- **STATED PROBLEM**
Say how many lines contain "Moderadamente"; the answer is the number alone.

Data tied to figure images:
#####

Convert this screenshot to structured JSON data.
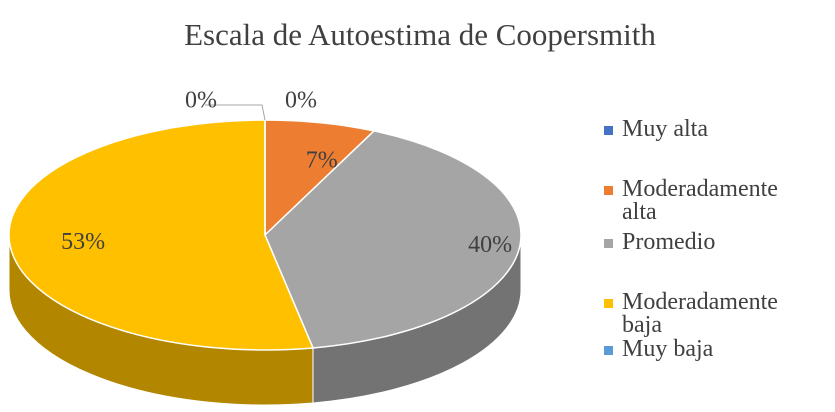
{
  "chart_data": {
    "type": "pie",
    "title": "Escala de Autoestima de Coopersmith",
    "categories": [
      "Muy alta",
      "Moderadamente alta",
      "Promedio",
      "Moderadamente baja",
      "Muy baja"
    ],
    "values": [
      0,
      7,
      40,
      53,
      0
    ],
    "value_labels": [
      "0%",
      "7%",
      "40%",
      "53%",
      "0%"
    ],
    "colors": [
      "#4472c4",
      "#ed7d31",
      "#a5a5a5",
      "#ffc000",
      "#5b9bd5"
    ],
    "legend": "right"
  }
}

#####

- **ANSWER BELOW**
2